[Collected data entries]
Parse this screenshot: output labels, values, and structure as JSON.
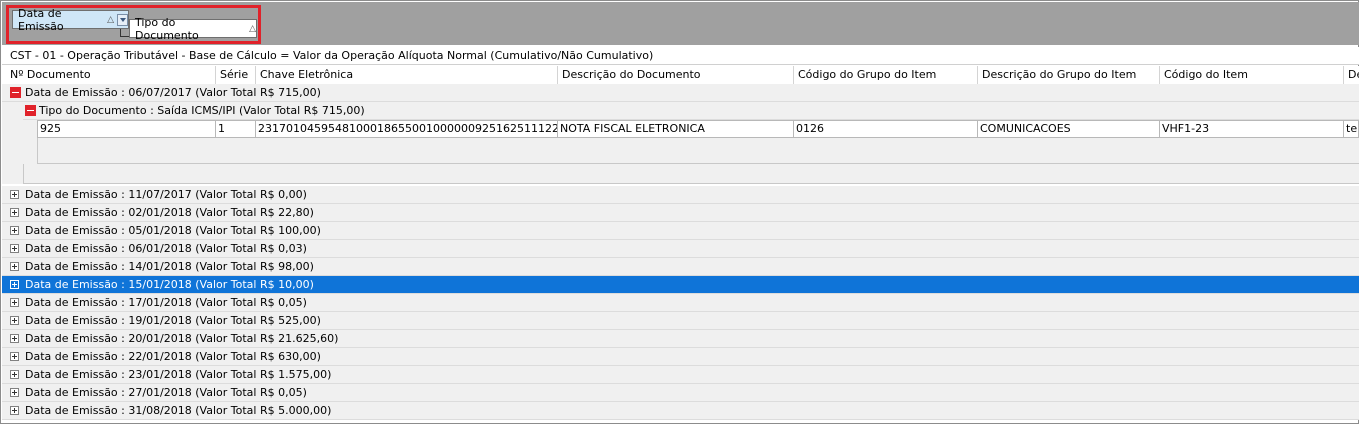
{
  "group_panel": {
    "chips": [
      {
        "label": "Data de Emissão"
      },
      {
        "label": "Tipo do Documento"
      }
    ]
  },
  "grid_caption": "CST - 01 - Operação Tributável - Base de Cálculo = Valor da Operação Alíquota Normal (Cumulativo/Não Cumulativo)",
  "columns": [
    "Nº Documento",
    "Série",
    "Chave Eletrônica",
    "Descrição do Documento",
    "Código do Grupo do Item",
    "Descrição do Grupo do Item",
    "Código do Item",
    "De"
  ],
  "expanded_group": {
    "label": "Data de Emissão : 06/07/2017 (Valor Total R$ 715,00)",
    "subgroup_label": "Tipo do Documento : Saída ICMS/IPI (Valor Total R$ 715,00)",
    "row": [
      "925",
      "1",
      "23170104595481000186550010000009251625111222",
      "NOTA FISCAL ELETRONICA",
      "0126",
      "COMUNICACOES",
      "VHF1-23",
      "tele"
    ]
  },
  "collapsed_groups": [
    {
      "label": "Data de Emissão : 11/07/2017 (Valor Total R$ 0,00)",
      "selected": false
    },
    {
      "label": "Data de Emissão : 02/01/2018 (Valor Total R$ 22,80)",
      "selected": false
    },
    {
      "label": "Data de Emissão : 05/01/2018 (Valor Total R$ 100,00)",
      "selected": false
    },
    {
      "label": "Data de Emissão : 06/01/2018 (Valor Total R$ 0,03)",
      "selected": false
    },
    {
      "label": "Data de Emissão : 14/01/2018 (Valor Total R$ 98,00)",
      "selected": false
    },
    {
      "label": "Data de Emissão : 15/01/2018 (Valor Total R$ 10,00)",
      "selected": true
    },
    {
      "label": "Data de Emissão : 17/01/2018 (Valor Total R$ 0,05)",
      "selected": false
    },
    {
      "label": "Data de Emissão : 19/01/2018 (Valor Total R$ 525,00)",
      "selected": false
    },
    {
      "label": "Data de Emissão : 20/01/2018 (Valor Total R$ 21.625,60)",
      "selected": false
    },
    {
      "label": "Data de Emissão : 22/01/2018 (Valor Total R$ 630,00)",
      "selected": false
    },
    {
      "label": "Data de Emissão : 23/01/2018 (Valor Total R$ 1.575,00)",
      "selected": false
    },
    {
      "label": "Data de Emissão : 27/01/2018 (Valor Total R$ 0,05)",
      "selected": false
    },
    {
      "label": "Data de Emissão : 31/08/2018 (Valor Total R$ 5.000,00)",
      "selected": false
    }
  ],
  "colors": {
    "selected_row": "#0f74d8",
    "highlight_border": "#e0222a",
    "group_bar": "#a0a0a0"
  }
}
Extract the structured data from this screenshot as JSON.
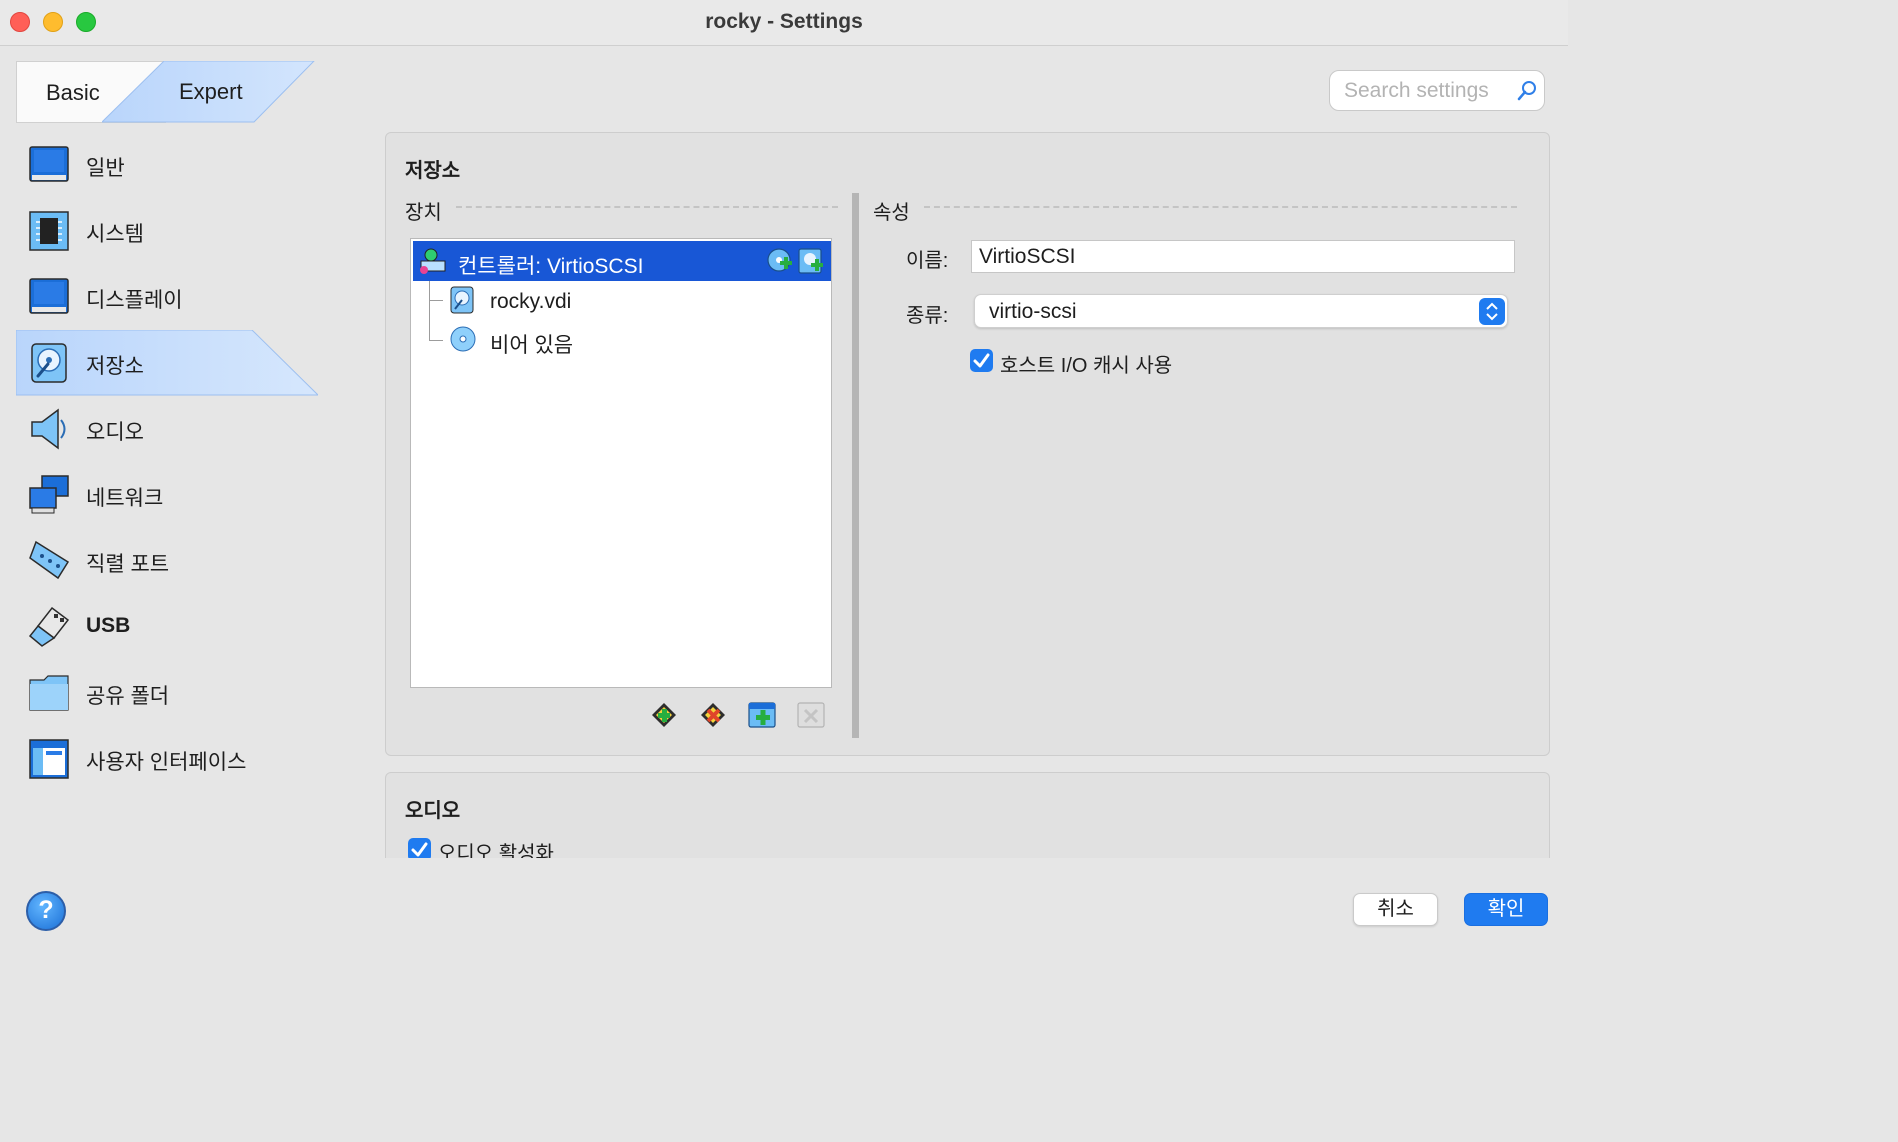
{
  "window": {
    "title": "rocky - Settings"
  },
  "modes": {
    "basic": "Basic",
    "expert": "Expert"
  },
  "search": {
    "placeholder": "Search settings"
  },
  "sidebar": {
    "items": [
      {
        "label": "일반",
        "icon": "general-icon"
      },
      {
        "label": "시스템",
        "icon": "system-chip-icon"
      },
      {
        "label": "디스플레이",
        "icon": "display-monitor-icon"
      },
      {
        "label": "저장소",
        "icon": "storage-disk-icon",
        "active": true
      },
      {
        "label": "오디오",
        "icon": "audio-speaker-icon"
      },
      {
        "label": "네트워크",
        "icon": "network-icon"
      },
      {
        "label": "직렬 포트",
        "icon": "serial-port-icon"
      },
      {
        "label": "USB",
        "icon": "usb-icon"
      },
      {
        "label": "공유 폴더",
        "icon": "shared-folder-icon"
      },
      {
        "label": "사용자 인터페이스",
        "icon": "user-interface-icon"
      }
    ]
  },
  "storage": {
    "title": "저장소",
    "devices_label": "장치",
    "properties_label": "속성",
    "tree": {
      "controller": "컨트롤러: VirtioSCSI",
      "children": [
        "rocky.vdi",
        "비어 있음"
      ]
    },
    "properties": {
      "name_label": "이름:",
      "name_value": "VirtioSCSI",
      "type_label": "종류:",
      "type_value": "virtio-scsi",
      "host_cache_label": "호스트 I/O 캐시 사용",
      "host_cache_checked": true
    }
  },
  "audio": {
    "title": "오디오",
    "enable_label": "오디오 활성화",
    "enabled": true
  },
  "buttons": {
    "cancel": "취소",
    "ok": "확인",
    "help": "?"
  },
  "colors": {
    "accent": "#1f7bf0",
    "selection": "#1857d6",
    "active_tab": "#c4dcff"
  }
}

The problem:
Look through the entries above and report each line where the string "title" occurs.

Output below:
    "title": "rocky - Settings"
    "title": "저장소",
    "title": "오디오",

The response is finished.